* Begin *

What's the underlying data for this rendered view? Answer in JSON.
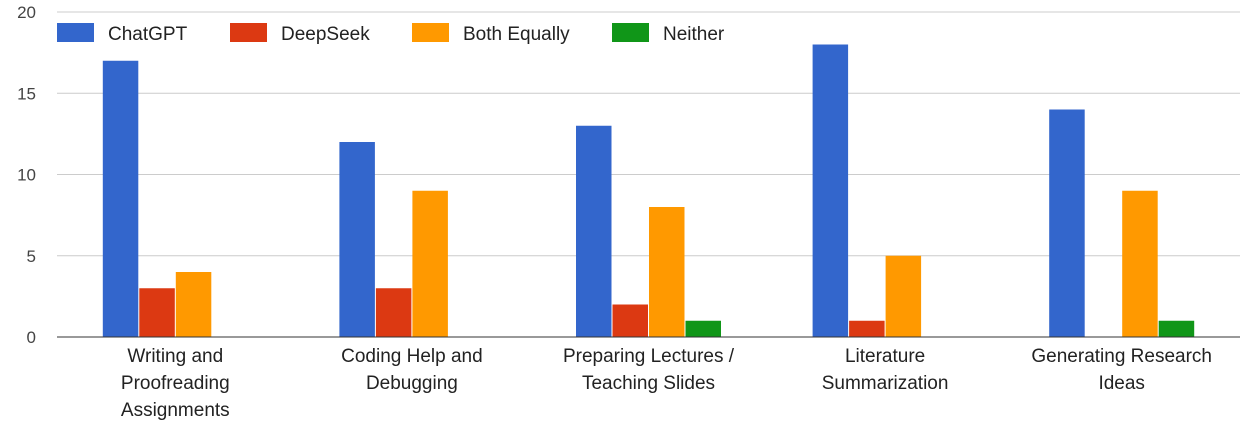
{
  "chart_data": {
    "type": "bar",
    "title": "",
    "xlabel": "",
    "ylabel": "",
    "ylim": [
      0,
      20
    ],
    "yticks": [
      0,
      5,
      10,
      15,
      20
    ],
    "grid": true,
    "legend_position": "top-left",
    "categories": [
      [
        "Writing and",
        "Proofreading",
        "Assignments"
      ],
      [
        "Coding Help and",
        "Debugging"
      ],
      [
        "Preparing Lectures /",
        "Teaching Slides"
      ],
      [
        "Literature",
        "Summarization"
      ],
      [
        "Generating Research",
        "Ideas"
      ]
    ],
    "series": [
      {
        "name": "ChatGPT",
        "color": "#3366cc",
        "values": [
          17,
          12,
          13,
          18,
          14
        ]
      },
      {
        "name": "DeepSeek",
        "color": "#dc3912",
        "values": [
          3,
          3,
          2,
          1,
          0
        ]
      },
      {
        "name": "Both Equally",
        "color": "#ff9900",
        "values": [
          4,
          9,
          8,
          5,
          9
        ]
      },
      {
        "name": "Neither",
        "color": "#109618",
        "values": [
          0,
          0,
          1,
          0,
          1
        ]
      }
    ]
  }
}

* End *

Restate the full listing verbatim and drop every picture.

--- Reply ---
What's the underlying data for this rendered view? Answer in JSON.
{
  "chart_data": {
    "type": "bar",
    "title": "",
    "xlabel": "",
    "ylabel": "",
    "ylim": [
      0,
      20
    ],
    "yticks": [
      0,
      5,
      10,
      15,
      20
    ],
    "grid": true,
    "legend_position": "top-left",
    "categories": [
      [
        "Writing and",
        "Proofreading",
        "Assignments"
      ],
      [
        "Coding Help and",
        "Debugging"
      ],
      [
        "Preparing Lectures /",
        "Teaching Slides"
      ],
      [
        "Literature",
        "Summarization"
      ],
      [
        "Generating Research",
        "Ideas"
      ]
    ],
    "series": [
      {
        "name": "ChatGPT",
        "color": "#3366cc",
        "values": [
          17,
          12,
          13,
          18,
          14
        ]
      },
      {
        "name": "DeepSeek",
        "color": "#dc3912",
        "values": [
          3,
          3,
          2,
          1,
          0
        ]
      },
      {
        "name": "Both Equally",
        "color": "#ff9900",
        "values": [
          4,
          9,
          8,
          5,
          9
        ]
      },
      {
        "name": "Neither",
        "color": "#109618",
        "values": [
          0,
          0,
          1,
          0,
          1
        ]
      }
    ]
  }
}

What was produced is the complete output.